- _EXERCISE DETAILS_
Which lines include the word "Manager"? Copy each of them.

- _RECORDS SUPPLIED_
------------------------
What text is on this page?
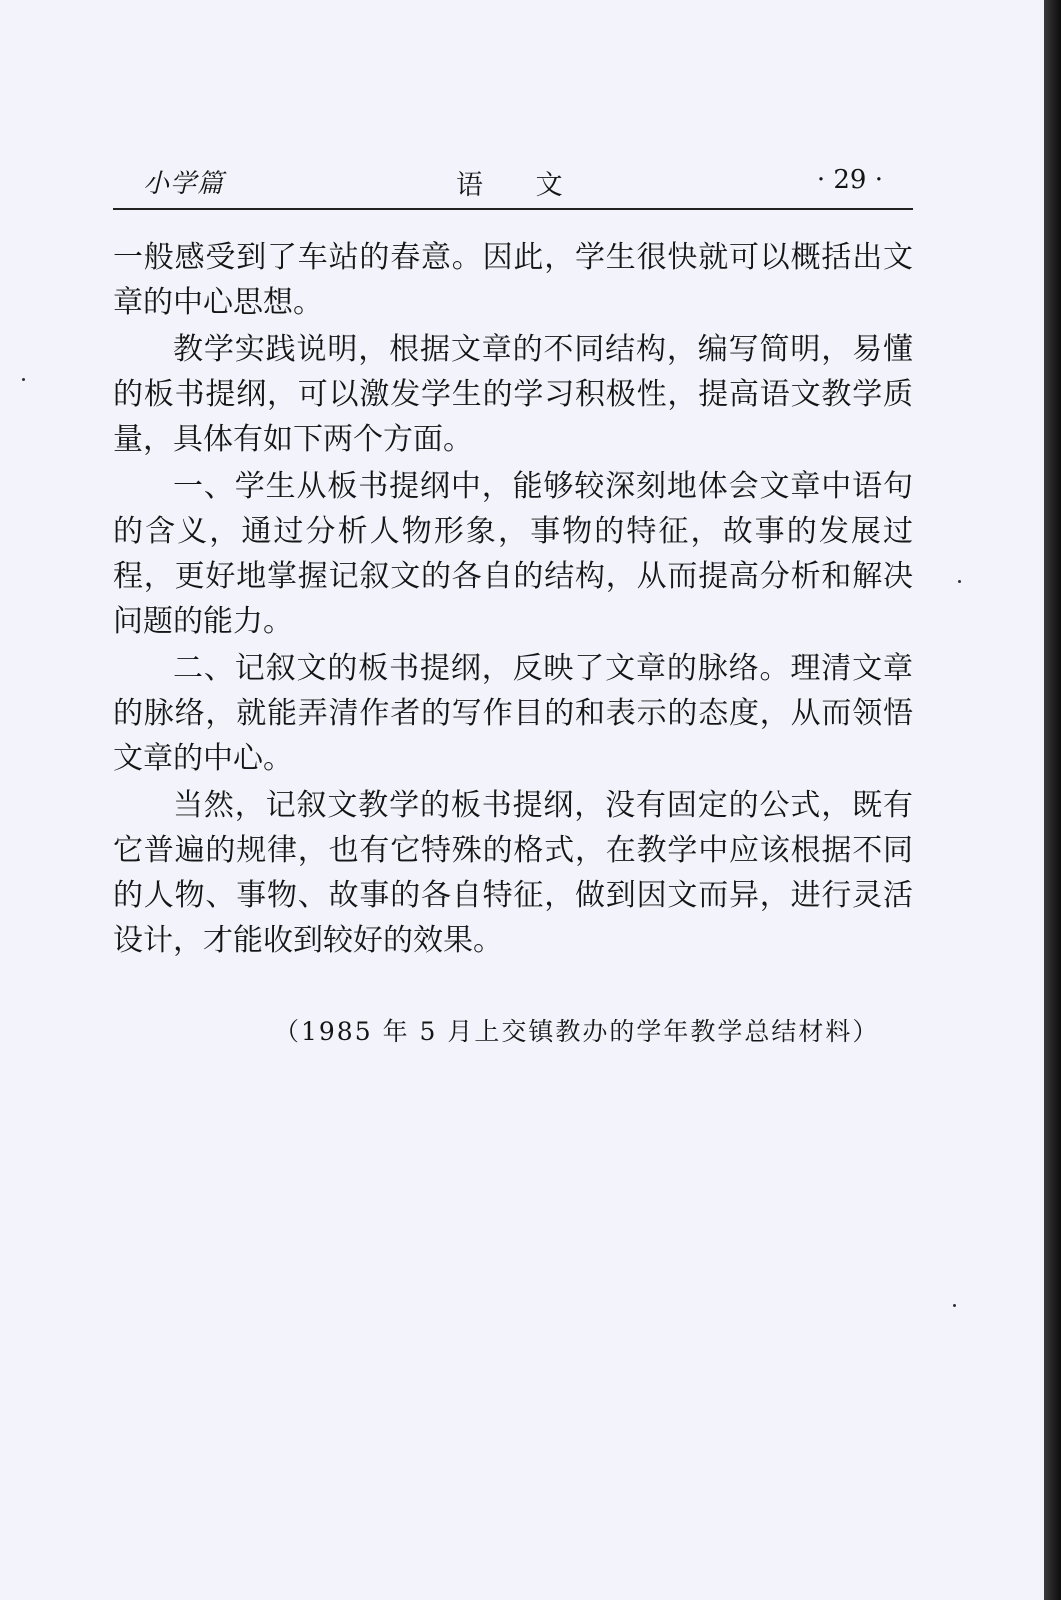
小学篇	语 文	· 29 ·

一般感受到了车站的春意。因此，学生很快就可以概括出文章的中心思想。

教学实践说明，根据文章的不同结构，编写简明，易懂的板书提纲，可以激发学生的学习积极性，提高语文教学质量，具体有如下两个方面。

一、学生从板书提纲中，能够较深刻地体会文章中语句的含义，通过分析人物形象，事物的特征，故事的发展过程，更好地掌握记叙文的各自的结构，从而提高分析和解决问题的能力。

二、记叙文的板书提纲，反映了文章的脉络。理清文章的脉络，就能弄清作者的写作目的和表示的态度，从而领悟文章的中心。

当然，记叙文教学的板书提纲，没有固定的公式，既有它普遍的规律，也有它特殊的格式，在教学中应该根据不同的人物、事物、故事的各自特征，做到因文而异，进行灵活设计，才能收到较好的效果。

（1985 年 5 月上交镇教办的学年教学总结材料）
------------------------
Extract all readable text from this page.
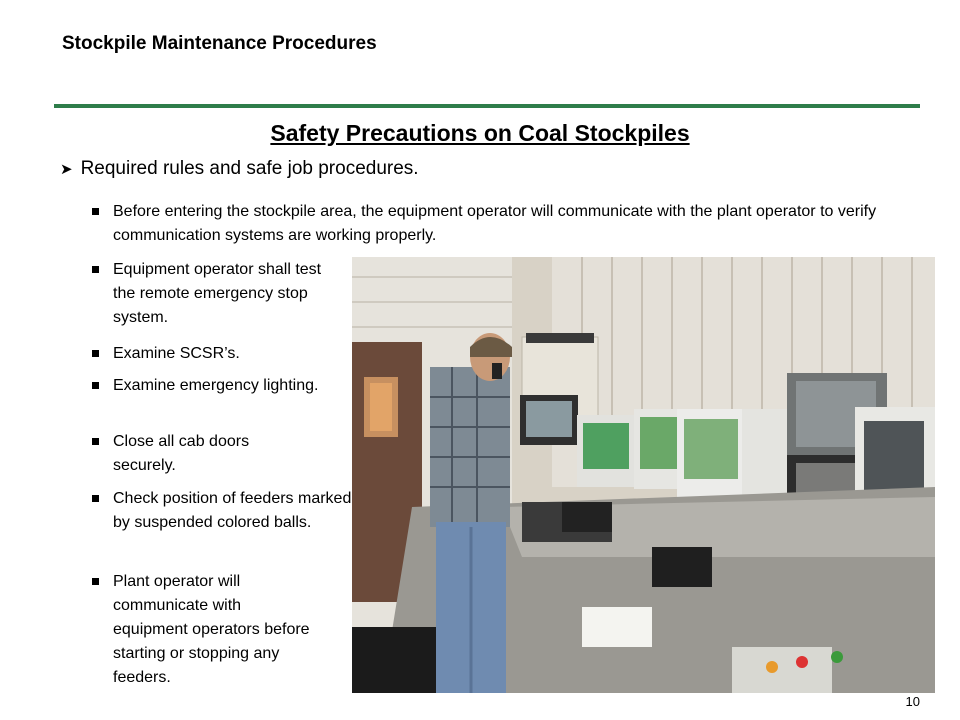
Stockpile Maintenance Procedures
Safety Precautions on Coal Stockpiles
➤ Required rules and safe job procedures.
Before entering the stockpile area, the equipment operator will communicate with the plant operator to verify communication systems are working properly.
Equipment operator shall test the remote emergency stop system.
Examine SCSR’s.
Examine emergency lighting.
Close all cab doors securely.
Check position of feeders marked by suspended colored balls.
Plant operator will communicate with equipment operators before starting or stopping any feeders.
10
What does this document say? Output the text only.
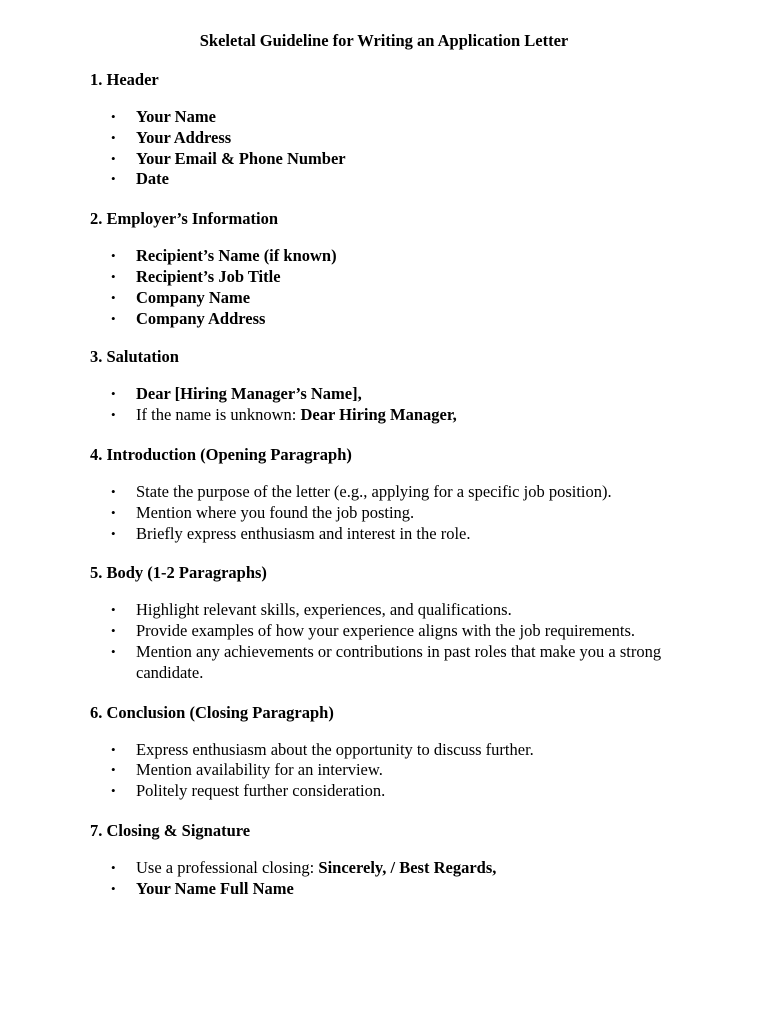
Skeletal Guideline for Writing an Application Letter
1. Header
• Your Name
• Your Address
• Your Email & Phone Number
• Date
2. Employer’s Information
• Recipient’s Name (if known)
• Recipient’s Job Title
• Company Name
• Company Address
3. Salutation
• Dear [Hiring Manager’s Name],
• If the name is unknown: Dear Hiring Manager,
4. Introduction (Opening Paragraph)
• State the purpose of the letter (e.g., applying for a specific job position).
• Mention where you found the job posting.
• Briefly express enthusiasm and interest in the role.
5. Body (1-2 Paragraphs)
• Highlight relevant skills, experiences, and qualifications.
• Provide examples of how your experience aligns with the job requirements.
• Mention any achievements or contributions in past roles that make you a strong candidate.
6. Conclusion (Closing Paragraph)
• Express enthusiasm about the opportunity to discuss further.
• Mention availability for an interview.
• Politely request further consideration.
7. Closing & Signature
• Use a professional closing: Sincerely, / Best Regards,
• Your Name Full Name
------------------------
- _IN RESPONSE_
• Dear [Hiring Manager’s Name],
• If the name is unknown: Dear Hiring Manager,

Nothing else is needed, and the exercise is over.